Leave out all pictures. Extract exactly the lines from the one containing "Transcribe the text in this document." through the end of the data.

Source records:
>>>>
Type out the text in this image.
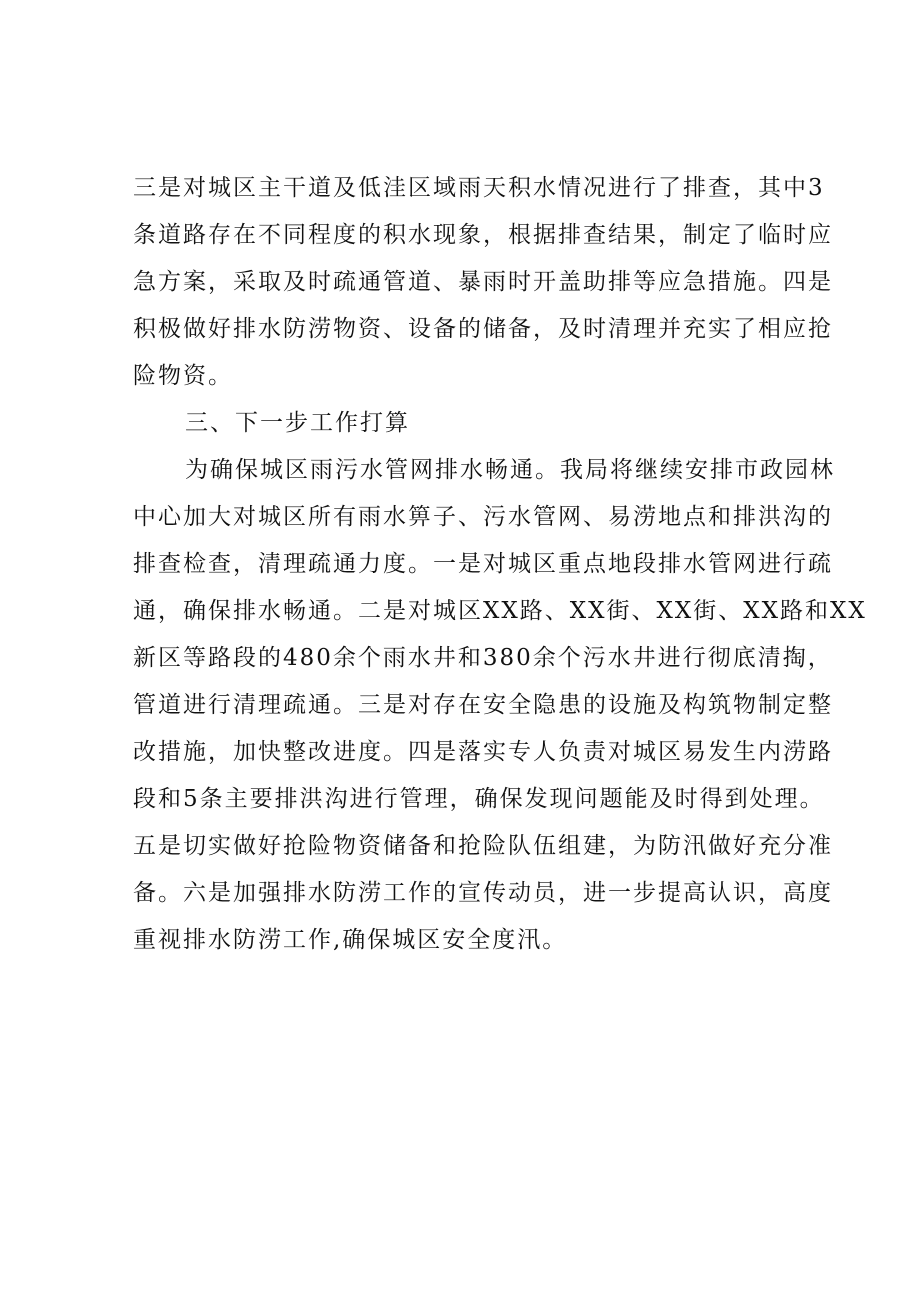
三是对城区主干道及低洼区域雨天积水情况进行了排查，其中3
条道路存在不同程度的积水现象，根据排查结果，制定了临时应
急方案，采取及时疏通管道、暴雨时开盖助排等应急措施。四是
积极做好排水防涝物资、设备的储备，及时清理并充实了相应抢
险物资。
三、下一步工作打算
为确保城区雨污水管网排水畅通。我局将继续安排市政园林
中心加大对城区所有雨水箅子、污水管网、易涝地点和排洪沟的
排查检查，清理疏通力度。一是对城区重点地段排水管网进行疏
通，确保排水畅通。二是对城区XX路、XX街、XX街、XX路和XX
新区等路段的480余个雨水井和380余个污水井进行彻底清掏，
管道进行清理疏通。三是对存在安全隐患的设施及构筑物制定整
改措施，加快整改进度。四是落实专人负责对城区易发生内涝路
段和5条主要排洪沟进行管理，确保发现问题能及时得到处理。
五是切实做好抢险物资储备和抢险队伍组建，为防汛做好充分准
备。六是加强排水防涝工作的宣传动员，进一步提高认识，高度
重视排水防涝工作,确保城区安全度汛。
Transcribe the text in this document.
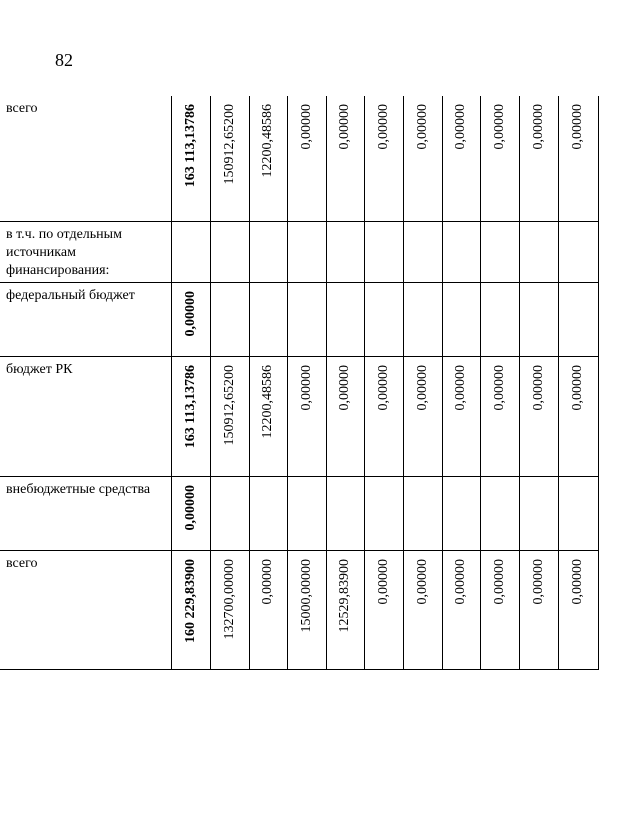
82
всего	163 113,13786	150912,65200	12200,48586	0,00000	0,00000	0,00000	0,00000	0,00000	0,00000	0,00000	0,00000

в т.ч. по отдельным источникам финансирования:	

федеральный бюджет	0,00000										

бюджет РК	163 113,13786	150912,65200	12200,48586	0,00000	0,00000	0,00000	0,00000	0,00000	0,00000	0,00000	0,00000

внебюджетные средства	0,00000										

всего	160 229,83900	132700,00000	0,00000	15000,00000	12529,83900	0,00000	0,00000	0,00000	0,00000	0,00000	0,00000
<<<<
PROBLEM SOLUTION
Transcribe the text in this document.
82
всего	163 113,13786	150912,65200	12200,48586	0,00000	0,00000	0,00000	0,00000	0,00000	0,00000	0,00000	0,00000

в т.ч. по отдельным источникам финансирования:	

федеральный бюджет	0,00000										

бюджет РК	163 113,13786	150912,65200	12200,48586	0,00000	0,00000	0,00000	0,00000	0,00000	0,00000	0,00000	0,00000

внебюджетные средства	0,00000										

всего	160 229,83900	132700,00000	0,00000	15000,00000	12529,83900	0,00000	0,00000	0,00000	0,00000	0,00000	0,00000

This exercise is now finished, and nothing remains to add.